## SET PROBLEM
Go through the records and give each one again exactly.

A block of data
** start **
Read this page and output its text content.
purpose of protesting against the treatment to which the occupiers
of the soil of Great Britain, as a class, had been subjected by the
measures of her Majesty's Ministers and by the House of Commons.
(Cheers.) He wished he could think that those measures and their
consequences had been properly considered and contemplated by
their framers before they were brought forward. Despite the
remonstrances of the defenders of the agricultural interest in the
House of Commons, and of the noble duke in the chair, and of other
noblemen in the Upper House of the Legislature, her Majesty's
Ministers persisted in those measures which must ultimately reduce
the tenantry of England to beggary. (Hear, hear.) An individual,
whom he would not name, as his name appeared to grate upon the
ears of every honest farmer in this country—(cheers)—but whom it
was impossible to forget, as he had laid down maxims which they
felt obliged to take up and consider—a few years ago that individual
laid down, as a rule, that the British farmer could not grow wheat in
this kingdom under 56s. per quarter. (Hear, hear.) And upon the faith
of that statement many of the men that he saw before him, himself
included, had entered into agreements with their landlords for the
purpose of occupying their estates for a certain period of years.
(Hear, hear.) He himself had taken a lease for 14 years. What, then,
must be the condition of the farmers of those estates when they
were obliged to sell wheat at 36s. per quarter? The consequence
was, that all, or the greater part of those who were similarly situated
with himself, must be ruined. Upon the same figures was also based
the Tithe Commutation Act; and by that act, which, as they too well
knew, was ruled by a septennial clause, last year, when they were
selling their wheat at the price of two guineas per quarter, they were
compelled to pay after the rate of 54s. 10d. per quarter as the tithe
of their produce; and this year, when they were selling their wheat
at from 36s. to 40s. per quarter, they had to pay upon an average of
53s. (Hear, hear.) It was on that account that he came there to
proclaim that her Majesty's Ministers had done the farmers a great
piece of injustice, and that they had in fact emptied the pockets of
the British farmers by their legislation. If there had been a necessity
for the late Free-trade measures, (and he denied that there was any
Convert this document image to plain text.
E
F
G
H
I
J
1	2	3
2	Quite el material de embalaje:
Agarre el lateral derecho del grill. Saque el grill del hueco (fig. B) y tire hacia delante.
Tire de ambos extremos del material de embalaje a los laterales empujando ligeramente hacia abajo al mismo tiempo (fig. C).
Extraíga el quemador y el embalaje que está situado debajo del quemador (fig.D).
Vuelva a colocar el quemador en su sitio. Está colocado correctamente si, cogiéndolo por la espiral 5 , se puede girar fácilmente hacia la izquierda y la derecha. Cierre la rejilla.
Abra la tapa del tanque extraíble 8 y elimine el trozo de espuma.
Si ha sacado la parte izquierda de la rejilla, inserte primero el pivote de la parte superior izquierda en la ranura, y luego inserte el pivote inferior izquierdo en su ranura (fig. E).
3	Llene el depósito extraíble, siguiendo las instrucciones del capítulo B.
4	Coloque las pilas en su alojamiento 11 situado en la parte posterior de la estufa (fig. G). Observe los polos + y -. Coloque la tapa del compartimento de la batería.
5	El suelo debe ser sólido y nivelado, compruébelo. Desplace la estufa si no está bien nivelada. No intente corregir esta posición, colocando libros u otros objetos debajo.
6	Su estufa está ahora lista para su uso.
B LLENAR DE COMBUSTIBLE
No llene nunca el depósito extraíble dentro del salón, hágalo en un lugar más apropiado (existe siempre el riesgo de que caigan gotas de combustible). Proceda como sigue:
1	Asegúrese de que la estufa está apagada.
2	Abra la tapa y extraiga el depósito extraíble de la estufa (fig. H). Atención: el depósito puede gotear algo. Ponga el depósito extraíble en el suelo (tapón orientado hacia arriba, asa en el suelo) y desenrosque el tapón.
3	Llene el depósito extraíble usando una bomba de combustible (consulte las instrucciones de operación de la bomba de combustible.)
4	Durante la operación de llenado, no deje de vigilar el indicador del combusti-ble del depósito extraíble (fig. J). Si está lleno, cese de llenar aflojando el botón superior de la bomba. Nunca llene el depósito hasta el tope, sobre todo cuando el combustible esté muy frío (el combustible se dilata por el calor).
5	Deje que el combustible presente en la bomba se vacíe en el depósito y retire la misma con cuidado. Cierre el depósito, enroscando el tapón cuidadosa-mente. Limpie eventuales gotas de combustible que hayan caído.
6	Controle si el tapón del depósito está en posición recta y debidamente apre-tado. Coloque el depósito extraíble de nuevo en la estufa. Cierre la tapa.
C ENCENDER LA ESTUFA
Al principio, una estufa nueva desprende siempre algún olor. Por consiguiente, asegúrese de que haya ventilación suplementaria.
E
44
** end **
## RESPONSE
Read this page and output its text content.
purpose of protesting against the treatment to which the occupiers
of the soil of Great Britain, as a class, had been subjected by the
measures of her Majesty's Ministers and by the House of Commons.
(Cheers.) He wished he could think that those measures and their
consequences had been properly considered and contemplated by
their framers before they were brought forward. Despite the
remonstrances of the defenders of the agricultural interest in the
House of Commons, and of the noble duke in the chair, and of other
noblemen in the Upper House of the Legislature, her Majesty's
Ministers persisted in those measures which must ultimately reduce
the tenantry of England to beggary. (Hear, hear.) An individual,
whom he would not name, as his name appeared to grate upon the
ears of every honest farmer in this country—(cheers)—but whom it
was impossible to forget, as he had laid down maxims which they
felt obliged to take up and consider—a few years ago that individual
laid down, as a rule, that the British farmer could not grow wheat in
this kingdom under 56s. per quarter. (Hear, hear.) And upon the faith
of that statement many of the men that he saw before him, himself
included, had entered into agreements with their landlords for the
purpose of occupying their estates for a certain period of years.
(Hear, hear.) He himself had taken a lease for 14 years. What, then,
must be the condition of the farmers of those estates when they
were obliged to sell wheat at 36s. per quarter? The consequence
was, that all, or the greater part of those who were similarly situated
with himself, must be ruined. Upon the same figures was also based
the Tithe Commutation Act; and by that act, which, as they too well
knew, was ruled by a septennial clause, last year, when they were
selling their wheat at the price of two guineas per quarter, they were
compelled to pay after the rate of 54s. 10d. per quarter as the tithe
of their produce; and this year, when they were selling their wheat
at from 36s. to 40s. per quarter, they had to pay upon an average of
53s. (Hear, hear.) It was on that account that he came there to
proclaim that her Majesty's Ministers had done the farmers a great
piece of injustice, and that they had in fact emptied the pockets of
the British farmers by their legislation. If there had been a necessity
for the late Free-trade measures, (and he denied that there was any
Convert this document image to plain text.
E
F
G
H
I
J
1	2	3
2	Quite el material de embalaje:
Agarre el lateral derecho del grill. Saque el grill del hueco (fig. B) y tire hacia delante.
Tire de ambos extremos del material de embalaje a los laterales empujando ligeramente hacia abajo al mismo tiempo (fig. C).
Extraíga el quemador y el embalaje que está situado debajo del quemador (fig.D).
Vuelva a colocar el quemador en su sitio. Está colocado correctamente si, cogiéndolo por la espiral 5 , se puede girar fácilmente hacia la izquierda y la derecha. Cierre la rejilla.
Abra la tapa del tanque extraíble 8 y elimine el trozo de espuma.
Si ha sacado la parte izquierda de la rejilla, inserte primero el pivote de la parte superior izquierda en la ranura, y luego inserte el pivote inferior izquierdo en su ranura (fig. E).
3	Llene el depósito extraíble, siguiendo las instrucciones del capítulo B.
4	Coloque las pilas en su alojamiento 11 situado en la parte posterior de la estufa (fig. G). Observe los polos + y -. Coloque la tapa del compartimento de la batería.
5	El suelo debe ser sólido y nivelado, compruébelo. Desplace la estufa si no está bien nivelada. No intente corregir esta posición, colocando libros u otros objetos debajo.
6	Su estufa está ahora lista para su uso.
B LLENAR DE COMBUSTIBLE
No llene nunca el depósito extraíble dentro del salón, hágalo en un lugar más apropiado (existe siempre el riesgo de que caigan gotas de combustible). Proceda como sigue:
1	Asegúrese de que la estufa está apagada.
2	Abra la tapa y extraiga el depósito extraíble de la estufa (fig. H). Atención: el depósito puede gotear algo. Ponga el depósito extraíble en el suelo (tapón orientado hacia arriba, asa en el suelo) y desenrosque el tapón.
3	Llene el depósito extraíble usando una bomba de combustible (consulte las instrucciones de operación de la bomba de combustible.)
4	Durante la operación de llenado, no deje de vigilar el indicador del combusti-ble del depósito extraíble (fig. J). Si está lleno, cese de llenar aflojando el botón superior de la bomba. Nunca llene el depósito hasta el tope, sobre todo cuando el combustible esté muy frío (el combustible se dilata por el calor).
5	Deje que el combustible presente en la bomba se vacíe en el depósito y retire la misma con cuidado. Cierre el depósito, enroscando el tapón cuidadosa-mente. Limpie eventuales gotas de combustible que hayan caído.
6	Controle si el tapón del depósito está en posición recta y debidamente apre-tado. Coloque el depósito extraíble de nuevo en la estufa. Cierre la tapa.
C ENCENDER LA ESTUFA
Al principio, una estufa nueva desprende siempre algún olor. Por consiguiente, asegúrese de que haya ventilación suplementaria.
E
44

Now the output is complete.